* START Excerpted data *

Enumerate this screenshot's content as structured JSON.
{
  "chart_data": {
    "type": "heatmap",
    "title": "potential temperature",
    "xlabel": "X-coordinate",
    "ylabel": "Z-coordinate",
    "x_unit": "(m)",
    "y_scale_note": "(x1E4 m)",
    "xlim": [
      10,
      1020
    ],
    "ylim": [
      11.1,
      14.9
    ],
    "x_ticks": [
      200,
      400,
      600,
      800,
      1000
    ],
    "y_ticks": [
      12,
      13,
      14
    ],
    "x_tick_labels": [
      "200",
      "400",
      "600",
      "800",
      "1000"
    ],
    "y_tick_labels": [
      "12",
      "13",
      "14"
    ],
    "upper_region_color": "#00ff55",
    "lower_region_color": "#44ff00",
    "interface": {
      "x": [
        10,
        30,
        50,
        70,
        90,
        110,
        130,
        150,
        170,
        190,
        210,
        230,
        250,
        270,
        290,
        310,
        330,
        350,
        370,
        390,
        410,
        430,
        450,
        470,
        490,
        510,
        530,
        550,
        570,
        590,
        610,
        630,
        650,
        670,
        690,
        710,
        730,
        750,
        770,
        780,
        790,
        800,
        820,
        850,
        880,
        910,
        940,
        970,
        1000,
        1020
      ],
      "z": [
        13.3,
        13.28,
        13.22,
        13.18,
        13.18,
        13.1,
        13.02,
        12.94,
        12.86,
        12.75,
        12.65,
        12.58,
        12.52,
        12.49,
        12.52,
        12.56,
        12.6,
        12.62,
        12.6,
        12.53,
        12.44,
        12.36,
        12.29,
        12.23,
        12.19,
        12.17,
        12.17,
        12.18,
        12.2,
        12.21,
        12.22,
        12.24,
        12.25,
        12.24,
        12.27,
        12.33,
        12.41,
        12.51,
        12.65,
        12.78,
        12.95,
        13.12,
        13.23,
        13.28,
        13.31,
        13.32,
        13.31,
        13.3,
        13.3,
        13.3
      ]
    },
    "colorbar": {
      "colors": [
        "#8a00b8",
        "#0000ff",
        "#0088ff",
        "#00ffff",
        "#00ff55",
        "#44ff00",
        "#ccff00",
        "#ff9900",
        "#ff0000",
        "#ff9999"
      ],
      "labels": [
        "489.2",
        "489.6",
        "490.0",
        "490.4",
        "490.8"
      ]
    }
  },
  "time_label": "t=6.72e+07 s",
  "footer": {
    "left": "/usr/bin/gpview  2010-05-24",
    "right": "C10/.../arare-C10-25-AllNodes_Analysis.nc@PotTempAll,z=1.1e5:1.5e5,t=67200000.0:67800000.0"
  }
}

* END Excerpted data *

Make an exact copy of all the data.

** Full output **
Enumerate this screenshot's content as structured JSON.
{
  "chart_data": {
    "type": "heatmap",
    "title": "potential temperature",
    "xlabel": "X-coordinate",
    "ylabel": "Z-coordinate",
    "x_unit": "(m)",
    "y_scale_note": "(x1E4 m)",
    "xlim": [
      10,
      1020
    ],
    "ylim": [
      11.1,
      14.9
    ],
    "x_ticks": [
      200,
      400,
      600,
      800,
      1000
    ],
    "y_ticks": [
      12,
      13,
      14
    ],
    "x_tick_labels": [
      "200",
      "400",
      "600",
      "800",
      "1000"
    ],
    "y_tick_labels": [
      "12",
      "13",
      "14"
    ],
    "upper_region_color": "#00ff55",
    "lower_region_color": "#44ff00",
    "interface": {
      "x": [
        10,
        30,
        50,
        70,
        90,
        110,
        130,
        150,
        170,
        190,
        210,
        230,
        250,
        270,
        290,
        310,
        330,
        350,
        370,
        390,
        410,
        430,
        450,
        470,
        490,
        510,
        530,
        550,
        570,
        590,
        610,
        630,
        650,
        670,
        690,
        710,
        730,
        750,
        770,
        780,
        790,
        800,
        820,
        850,
        880,
        910,
        940,
        970,
        1000,
        1020
      ],
      "z": [
        13.3,
        13.28,
        13.22,
        13.18,
        13.18,
        13.1,
        13.02,
        12.94,
        12.86,
        12.75,
        12.65,
        12.58,
        12.52,
        12.49,
        12.52,
        12.56,
        12.6,
        12.62,
        12.6,
        12.53,
        12.44,
        12.36,
        12.29,
        12.23,
        12.19,
        12.17,
        12.17,
        12.18,
        12.2,
        12.21,
        12.22,
        12.24,
        12.25,
        12.24,
        12.27,
        12.33,
        12.41,
        12.51,
        12.65,
        12.78,
        12.95,
        13.12,
        13.23,
        13.28,
        13.31,
        13.32,
        13.31,
        13.3,
        13.3,
        13.3
      ]
    },
    "colorbar": {
      "colors": [
        "#8a00b8",
        "#0000ff",
        "#0088ff",
        "#00ffff",
        "#00ff55",
        "#44ff00",
        "#ccff00",
        "#ff9900",
        "#ff0000",
        "#ff9999"
      ],
      "labels": [
        "489.2",
        "489.6",
        "490.0",
        "490.4",
        "490.8"
      ]
    }
  },
  "time_label": "t=6.72e+07 s",
  "footer": {
    "left": "/usr/bin/gpview  2010-05-24",
    "right": "C10/.../arare-C10-25-AllNodes_Analysis.nc@PotTempAll,z=1.1e5:1.5e5,t=67200000.0:67800000.0"
  }
}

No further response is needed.